● **EXERCISE AIM**
Reply with one number only, the count of lines holding the string "true".

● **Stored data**
════════════════════

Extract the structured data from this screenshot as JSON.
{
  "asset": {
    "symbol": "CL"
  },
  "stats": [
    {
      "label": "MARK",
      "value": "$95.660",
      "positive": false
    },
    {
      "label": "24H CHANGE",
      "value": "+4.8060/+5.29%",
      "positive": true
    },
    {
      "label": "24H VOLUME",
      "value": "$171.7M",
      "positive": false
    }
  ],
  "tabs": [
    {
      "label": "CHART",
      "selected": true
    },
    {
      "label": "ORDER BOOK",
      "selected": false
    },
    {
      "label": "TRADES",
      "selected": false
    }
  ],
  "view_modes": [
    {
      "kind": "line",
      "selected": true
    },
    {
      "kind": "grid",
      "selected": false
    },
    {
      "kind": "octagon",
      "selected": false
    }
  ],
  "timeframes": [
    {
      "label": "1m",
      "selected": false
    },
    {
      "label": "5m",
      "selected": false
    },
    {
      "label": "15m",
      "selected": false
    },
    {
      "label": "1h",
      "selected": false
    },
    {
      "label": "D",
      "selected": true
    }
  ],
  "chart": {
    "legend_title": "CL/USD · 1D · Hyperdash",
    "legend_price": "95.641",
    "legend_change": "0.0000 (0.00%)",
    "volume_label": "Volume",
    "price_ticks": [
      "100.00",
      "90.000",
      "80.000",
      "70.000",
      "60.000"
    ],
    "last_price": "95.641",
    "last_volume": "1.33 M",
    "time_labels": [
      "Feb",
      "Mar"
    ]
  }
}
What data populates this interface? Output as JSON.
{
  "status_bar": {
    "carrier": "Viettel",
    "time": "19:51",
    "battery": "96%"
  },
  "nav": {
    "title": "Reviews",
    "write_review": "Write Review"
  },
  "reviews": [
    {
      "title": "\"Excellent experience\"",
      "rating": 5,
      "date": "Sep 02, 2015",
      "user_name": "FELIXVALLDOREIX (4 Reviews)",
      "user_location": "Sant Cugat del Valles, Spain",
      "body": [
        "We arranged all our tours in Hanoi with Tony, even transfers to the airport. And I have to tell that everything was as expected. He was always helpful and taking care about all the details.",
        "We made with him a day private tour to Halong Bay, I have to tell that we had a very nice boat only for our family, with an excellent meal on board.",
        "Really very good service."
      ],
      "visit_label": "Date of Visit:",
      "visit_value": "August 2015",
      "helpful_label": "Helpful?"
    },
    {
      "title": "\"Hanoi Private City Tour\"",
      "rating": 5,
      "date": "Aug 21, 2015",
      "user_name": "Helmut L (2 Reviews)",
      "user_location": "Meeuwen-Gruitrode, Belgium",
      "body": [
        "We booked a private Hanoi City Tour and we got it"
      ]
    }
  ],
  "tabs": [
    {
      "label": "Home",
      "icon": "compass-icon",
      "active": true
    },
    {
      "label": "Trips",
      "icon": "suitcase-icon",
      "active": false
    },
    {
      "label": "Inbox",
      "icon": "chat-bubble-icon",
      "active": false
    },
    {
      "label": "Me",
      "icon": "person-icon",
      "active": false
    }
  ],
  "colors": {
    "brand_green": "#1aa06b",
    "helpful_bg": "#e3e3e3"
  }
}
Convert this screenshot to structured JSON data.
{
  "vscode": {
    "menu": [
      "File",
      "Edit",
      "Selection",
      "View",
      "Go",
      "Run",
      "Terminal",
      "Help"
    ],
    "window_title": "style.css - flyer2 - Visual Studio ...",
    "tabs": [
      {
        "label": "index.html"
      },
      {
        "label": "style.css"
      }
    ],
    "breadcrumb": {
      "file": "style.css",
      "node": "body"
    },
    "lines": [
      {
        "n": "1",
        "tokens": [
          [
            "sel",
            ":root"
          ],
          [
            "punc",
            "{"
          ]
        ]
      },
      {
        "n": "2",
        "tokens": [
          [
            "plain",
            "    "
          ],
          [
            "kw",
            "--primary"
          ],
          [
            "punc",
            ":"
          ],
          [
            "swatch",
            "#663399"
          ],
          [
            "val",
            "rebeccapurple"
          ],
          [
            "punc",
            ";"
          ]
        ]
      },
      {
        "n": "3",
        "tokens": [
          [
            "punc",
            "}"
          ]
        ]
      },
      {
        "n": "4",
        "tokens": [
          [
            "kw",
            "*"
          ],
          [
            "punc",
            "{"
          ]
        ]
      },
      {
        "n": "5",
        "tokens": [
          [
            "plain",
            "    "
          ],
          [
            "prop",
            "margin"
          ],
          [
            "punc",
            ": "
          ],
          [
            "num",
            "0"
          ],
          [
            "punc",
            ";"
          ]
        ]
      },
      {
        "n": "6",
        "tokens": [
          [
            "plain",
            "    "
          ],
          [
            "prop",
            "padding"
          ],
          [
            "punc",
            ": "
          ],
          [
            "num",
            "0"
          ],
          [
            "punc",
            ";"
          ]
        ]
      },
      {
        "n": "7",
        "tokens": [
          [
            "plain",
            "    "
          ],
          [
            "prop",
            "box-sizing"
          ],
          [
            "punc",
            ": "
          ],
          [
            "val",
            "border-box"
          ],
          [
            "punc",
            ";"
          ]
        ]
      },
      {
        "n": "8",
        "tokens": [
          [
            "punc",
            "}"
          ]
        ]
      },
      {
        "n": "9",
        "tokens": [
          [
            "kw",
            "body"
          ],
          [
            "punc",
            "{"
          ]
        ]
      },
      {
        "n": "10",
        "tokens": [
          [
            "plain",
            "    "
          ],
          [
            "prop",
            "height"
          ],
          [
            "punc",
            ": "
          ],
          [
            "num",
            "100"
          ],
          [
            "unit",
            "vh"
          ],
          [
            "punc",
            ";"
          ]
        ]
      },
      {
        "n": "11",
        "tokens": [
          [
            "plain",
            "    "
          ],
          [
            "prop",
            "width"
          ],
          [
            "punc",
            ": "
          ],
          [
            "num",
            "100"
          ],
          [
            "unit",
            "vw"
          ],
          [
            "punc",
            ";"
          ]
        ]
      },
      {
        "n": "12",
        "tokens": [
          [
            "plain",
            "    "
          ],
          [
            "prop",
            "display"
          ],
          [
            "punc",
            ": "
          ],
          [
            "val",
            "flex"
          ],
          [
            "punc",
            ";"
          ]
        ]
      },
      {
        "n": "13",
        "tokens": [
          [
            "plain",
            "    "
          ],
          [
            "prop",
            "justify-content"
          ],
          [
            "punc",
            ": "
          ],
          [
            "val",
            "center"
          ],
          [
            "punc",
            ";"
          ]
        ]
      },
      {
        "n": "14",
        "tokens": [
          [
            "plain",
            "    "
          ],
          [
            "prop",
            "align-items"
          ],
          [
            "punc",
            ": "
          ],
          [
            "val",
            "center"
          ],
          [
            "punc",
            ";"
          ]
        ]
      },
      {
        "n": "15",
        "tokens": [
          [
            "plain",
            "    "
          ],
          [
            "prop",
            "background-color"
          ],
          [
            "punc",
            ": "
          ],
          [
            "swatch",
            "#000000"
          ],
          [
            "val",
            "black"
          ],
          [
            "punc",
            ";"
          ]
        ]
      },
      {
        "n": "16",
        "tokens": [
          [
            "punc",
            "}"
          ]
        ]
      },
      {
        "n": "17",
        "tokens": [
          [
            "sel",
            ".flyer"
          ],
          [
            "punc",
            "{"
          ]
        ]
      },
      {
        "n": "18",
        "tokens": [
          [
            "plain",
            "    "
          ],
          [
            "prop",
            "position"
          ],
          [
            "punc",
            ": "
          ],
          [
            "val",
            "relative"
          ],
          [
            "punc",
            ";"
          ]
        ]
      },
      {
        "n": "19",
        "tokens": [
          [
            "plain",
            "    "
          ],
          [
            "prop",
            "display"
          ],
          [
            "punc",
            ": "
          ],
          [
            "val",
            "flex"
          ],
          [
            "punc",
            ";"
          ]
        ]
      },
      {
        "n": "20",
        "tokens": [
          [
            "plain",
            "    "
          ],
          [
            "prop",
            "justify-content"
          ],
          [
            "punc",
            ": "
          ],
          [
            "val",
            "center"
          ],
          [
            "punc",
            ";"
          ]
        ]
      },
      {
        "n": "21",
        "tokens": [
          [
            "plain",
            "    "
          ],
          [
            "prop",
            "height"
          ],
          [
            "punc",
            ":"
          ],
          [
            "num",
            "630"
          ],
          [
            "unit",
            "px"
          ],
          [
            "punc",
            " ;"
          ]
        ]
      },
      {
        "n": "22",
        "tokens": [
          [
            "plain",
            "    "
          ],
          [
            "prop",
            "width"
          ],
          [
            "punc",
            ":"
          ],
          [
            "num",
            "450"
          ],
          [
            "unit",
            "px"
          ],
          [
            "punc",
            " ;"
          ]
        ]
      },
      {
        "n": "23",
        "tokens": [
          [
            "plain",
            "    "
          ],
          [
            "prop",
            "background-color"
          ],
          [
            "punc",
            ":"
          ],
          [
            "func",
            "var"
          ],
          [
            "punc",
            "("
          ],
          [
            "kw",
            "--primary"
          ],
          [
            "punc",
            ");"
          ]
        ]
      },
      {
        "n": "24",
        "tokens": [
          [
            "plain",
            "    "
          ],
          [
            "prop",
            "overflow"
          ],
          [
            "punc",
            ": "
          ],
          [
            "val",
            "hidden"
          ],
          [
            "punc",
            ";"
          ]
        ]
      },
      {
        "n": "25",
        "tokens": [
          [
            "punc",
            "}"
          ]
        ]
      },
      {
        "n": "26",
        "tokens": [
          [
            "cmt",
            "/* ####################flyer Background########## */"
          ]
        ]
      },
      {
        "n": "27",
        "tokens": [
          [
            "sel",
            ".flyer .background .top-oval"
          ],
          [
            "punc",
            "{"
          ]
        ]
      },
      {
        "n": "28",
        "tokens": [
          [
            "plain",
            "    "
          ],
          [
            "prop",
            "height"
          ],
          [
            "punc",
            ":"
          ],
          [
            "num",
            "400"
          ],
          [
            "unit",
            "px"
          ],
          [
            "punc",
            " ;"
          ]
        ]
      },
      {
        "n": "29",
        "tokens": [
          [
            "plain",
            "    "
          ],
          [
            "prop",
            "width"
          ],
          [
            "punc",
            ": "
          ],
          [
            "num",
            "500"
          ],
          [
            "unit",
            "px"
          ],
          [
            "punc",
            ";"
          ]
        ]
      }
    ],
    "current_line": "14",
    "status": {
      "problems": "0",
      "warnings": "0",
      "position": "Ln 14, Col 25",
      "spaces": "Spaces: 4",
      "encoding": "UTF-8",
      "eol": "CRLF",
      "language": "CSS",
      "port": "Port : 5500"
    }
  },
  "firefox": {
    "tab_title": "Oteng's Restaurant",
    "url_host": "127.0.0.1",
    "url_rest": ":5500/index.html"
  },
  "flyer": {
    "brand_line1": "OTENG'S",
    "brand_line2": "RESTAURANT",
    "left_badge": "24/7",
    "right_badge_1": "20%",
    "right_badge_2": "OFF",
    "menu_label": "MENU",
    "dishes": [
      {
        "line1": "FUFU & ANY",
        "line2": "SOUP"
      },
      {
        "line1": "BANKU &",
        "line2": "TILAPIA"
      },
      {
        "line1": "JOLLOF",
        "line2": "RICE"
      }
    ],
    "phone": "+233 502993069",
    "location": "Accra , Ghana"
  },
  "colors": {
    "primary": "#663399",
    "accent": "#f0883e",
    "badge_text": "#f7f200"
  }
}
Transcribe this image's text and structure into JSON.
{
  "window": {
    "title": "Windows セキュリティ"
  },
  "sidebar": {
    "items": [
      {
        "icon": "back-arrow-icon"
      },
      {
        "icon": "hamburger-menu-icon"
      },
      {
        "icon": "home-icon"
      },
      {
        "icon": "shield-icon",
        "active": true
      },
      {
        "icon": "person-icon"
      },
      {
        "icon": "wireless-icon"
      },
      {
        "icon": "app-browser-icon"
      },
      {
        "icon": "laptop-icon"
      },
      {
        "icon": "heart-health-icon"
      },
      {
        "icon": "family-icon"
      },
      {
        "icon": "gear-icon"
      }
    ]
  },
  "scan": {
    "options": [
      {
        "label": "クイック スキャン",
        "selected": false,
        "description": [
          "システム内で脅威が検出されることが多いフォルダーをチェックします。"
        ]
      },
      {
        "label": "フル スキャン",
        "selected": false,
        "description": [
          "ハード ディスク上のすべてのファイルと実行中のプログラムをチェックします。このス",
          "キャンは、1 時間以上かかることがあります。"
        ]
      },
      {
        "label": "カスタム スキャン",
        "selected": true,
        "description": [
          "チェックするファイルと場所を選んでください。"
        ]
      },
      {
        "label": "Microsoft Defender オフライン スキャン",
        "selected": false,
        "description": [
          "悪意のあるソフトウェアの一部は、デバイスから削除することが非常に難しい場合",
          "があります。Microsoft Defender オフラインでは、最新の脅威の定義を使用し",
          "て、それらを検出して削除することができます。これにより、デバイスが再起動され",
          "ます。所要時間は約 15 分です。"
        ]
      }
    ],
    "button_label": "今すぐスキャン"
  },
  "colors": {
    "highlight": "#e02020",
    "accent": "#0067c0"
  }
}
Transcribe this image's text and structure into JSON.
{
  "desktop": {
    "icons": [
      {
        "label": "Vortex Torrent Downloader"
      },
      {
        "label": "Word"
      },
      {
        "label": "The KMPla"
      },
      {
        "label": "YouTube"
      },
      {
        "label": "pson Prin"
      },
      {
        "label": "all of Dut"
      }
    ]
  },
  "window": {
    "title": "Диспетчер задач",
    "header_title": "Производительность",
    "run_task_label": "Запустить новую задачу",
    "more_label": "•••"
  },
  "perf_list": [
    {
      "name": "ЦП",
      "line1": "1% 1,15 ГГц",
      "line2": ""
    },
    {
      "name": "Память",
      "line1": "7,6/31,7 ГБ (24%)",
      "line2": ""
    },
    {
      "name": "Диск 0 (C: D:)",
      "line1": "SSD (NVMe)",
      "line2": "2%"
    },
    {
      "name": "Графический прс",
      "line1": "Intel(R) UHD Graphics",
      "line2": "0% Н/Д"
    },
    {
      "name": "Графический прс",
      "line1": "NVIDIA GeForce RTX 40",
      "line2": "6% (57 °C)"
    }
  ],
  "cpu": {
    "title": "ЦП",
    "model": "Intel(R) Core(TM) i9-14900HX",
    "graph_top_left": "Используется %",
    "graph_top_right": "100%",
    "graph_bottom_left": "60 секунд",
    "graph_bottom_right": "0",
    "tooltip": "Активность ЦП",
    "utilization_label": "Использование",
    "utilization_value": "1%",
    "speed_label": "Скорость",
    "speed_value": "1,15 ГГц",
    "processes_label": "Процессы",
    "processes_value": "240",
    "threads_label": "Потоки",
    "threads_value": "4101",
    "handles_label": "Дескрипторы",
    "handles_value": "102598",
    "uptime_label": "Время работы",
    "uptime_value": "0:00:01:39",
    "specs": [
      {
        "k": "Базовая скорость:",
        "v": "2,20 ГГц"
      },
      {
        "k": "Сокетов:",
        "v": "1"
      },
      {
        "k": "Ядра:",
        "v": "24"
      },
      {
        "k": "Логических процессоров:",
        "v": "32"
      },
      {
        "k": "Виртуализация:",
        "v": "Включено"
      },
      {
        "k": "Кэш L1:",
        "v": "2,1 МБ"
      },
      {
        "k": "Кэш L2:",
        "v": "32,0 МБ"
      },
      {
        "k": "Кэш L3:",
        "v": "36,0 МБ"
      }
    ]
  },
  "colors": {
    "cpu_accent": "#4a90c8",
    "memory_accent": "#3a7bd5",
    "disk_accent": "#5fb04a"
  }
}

════════════════════

● **EXERCISE OUTPUT**
7